Pick every line from the data below that contains the string "inkvisice" and copy it.

SOURCE INFORMATION
※

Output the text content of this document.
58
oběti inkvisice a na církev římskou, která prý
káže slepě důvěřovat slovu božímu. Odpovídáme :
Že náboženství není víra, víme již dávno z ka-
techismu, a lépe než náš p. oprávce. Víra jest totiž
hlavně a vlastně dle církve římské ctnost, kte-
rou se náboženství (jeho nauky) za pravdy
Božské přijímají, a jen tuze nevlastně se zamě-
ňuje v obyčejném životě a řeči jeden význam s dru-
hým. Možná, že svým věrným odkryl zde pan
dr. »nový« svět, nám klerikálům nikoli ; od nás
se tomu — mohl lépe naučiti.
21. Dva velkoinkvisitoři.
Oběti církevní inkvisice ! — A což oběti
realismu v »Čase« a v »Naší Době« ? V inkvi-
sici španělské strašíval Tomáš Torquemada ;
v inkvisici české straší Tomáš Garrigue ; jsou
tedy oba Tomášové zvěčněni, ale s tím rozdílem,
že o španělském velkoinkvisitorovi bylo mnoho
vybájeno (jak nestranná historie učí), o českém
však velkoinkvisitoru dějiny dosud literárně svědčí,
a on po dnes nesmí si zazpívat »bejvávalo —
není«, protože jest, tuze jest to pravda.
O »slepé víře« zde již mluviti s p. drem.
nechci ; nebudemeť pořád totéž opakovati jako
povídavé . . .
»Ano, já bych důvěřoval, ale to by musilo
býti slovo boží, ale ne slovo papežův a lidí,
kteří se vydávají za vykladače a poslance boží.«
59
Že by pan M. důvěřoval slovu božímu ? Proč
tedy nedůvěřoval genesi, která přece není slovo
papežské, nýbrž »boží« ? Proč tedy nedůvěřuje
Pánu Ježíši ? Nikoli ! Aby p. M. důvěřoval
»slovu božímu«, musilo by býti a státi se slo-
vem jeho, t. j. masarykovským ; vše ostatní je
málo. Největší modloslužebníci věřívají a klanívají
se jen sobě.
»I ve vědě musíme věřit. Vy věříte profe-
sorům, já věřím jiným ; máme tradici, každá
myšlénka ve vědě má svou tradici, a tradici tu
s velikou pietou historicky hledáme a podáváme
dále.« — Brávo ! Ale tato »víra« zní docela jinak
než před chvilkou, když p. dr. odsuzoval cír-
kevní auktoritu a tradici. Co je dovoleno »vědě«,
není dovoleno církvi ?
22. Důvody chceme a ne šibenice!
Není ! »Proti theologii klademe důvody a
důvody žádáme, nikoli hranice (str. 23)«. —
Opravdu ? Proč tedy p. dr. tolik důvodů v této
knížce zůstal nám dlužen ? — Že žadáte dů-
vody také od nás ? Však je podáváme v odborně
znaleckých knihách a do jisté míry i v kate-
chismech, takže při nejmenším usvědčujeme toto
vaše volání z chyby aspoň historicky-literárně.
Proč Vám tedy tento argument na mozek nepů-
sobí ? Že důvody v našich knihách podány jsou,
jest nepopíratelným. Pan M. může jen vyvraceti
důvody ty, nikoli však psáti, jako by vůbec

※

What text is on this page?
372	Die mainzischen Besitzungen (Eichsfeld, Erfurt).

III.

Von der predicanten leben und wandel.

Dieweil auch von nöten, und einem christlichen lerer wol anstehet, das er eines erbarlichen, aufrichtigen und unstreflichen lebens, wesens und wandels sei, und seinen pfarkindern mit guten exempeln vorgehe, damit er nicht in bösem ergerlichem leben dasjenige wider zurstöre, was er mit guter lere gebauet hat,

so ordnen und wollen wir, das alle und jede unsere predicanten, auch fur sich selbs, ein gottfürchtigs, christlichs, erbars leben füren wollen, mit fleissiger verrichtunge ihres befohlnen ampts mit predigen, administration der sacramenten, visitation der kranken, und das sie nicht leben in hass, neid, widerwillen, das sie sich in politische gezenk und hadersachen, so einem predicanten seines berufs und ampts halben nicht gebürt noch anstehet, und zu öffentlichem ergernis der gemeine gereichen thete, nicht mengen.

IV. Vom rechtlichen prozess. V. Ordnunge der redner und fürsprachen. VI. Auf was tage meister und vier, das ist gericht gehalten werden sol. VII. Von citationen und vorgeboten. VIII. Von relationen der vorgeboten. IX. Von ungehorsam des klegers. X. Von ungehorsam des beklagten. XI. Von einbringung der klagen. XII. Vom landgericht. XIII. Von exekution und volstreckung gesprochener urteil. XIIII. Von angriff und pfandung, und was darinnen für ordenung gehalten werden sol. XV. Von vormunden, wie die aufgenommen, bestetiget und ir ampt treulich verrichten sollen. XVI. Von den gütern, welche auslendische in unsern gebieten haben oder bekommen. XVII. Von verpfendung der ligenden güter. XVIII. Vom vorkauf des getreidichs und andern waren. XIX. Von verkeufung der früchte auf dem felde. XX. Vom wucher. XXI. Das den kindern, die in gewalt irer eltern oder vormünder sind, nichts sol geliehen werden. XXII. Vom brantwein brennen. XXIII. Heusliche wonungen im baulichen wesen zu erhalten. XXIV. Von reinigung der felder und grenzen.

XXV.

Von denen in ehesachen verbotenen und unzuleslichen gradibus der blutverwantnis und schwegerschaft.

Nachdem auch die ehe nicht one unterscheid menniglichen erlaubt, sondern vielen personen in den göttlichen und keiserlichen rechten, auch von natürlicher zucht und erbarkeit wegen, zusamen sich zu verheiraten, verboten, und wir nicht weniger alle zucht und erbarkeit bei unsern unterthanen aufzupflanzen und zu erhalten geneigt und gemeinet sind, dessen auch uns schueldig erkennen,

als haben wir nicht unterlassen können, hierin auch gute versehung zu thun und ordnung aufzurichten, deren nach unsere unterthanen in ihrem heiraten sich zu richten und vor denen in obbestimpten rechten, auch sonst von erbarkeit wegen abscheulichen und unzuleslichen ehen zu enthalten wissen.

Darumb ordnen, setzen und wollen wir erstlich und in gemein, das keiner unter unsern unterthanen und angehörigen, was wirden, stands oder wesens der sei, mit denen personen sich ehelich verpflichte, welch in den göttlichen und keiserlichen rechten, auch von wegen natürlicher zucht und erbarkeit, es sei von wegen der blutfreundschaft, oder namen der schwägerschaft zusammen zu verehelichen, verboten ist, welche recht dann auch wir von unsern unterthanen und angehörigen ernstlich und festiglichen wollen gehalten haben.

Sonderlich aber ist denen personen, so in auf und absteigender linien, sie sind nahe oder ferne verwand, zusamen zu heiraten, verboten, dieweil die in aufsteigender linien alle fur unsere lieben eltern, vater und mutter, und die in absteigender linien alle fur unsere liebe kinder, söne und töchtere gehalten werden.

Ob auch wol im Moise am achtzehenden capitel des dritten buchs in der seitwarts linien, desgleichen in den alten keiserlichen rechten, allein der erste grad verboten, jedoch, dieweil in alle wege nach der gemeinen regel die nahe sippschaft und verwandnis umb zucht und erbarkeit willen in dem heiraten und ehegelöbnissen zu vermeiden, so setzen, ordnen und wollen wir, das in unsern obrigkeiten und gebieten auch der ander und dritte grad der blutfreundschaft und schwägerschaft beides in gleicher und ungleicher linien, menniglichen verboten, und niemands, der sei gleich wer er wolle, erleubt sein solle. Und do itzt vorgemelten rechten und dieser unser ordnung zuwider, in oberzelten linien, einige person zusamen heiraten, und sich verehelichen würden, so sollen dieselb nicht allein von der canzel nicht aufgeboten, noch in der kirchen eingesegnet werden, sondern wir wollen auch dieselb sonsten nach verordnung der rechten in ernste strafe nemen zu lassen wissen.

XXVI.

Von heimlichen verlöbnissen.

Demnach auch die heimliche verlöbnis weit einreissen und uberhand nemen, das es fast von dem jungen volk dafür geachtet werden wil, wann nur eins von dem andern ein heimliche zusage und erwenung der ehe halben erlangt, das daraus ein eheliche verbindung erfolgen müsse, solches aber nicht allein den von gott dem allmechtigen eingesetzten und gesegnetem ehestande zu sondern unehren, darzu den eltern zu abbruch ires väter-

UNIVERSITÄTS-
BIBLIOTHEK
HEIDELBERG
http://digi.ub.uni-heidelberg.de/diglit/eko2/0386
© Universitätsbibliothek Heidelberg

※

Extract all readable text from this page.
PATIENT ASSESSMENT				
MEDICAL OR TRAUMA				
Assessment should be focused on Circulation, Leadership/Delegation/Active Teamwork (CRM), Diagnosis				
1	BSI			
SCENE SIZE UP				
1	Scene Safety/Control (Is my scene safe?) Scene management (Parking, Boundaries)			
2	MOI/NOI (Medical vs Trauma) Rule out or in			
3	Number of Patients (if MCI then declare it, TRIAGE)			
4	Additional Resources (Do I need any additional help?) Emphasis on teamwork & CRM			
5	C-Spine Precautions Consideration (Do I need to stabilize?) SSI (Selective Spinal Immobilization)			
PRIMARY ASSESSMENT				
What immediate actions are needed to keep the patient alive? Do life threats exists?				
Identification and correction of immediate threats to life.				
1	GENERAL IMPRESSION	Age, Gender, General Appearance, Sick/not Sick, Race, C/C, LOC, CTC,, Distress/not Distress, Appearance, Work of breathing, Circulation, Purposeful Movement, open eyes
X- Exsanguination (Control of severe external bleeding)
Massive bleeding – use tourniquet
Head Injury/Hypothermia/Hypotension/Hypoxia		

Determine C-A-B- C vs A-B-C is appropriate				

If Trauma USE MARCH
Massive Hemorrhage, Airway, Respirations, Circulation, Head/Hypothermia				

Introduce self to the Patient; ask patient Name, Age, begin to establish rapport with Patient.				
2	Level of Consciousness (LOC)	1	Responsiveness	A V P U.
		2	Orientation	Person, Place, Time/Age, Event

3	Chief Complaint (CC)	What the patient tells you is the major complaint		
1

※

FINISHED EXERCISE
oběti inkvisice a na církev římskou, která prý
Oběti církevní inkvisice ! — A což oběti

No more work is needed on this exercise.